Set problem: Determine the number of lines containing the word "точки". Reply with it and nothing else.

Excerpted data:
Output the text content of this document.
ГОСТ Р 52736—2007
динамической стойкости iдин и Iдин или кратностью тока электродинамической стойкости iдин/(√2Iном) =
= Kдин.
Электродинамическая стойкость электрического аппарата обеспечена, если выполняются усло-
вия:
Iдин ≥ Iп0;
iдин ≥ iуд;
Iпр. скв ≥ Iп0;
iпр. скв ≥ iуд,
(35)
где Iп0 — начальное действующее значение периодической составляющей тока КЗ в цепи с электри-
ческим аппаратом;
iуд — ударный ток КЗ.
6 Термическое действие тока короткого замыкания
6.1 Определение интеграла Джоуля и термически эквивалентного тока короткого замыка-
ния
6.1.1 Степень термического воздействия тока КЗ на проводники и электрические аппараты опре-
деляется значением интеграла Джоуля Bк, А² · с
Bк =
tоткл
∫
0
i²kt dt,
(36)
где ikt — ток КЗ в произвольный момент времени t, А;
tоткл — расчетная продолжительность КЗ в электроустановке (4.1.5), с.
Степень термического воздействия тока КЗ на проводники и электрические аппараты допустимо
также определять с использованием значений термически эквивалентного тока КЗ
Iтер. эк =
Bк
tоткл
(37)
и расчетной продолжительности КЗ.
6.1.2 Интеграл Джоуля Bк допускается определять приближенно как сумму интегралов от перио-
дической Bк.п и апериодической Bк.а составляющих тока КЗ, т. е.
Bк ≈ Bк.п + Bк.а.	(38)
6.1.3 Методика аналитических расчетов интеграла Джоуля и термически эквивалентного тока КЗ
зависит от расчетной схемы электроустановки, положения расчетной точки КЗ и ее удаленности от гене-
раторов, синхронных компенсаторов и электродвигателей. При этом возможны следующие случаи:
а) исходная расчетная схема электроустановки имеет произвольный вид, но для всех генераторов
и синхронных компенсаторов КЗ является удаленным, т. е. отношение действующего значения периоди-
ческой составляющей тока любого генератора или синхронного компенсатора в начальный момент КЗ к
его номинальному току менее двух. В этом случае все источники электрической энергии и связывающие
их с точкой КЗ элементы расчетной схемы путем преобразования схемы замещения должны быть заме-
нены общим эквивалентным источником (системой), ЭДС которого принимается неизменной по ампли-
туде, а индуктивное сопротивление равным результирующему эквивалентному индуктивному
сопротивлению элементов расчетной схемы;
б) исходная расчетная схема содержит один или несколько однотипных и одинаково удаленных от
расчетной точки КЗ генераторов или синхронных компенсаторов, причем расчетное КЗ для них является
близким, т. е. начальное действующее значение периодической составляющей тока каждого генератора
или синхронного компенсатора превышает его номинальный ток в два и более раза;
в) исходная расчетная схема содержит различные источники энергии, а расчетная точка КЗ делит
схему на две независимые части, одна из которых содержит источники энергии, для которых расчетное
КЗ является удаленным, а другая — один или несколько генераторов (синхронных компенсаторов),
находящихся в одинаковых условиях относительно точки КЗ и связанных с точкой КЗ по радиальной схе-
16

Task solution: 3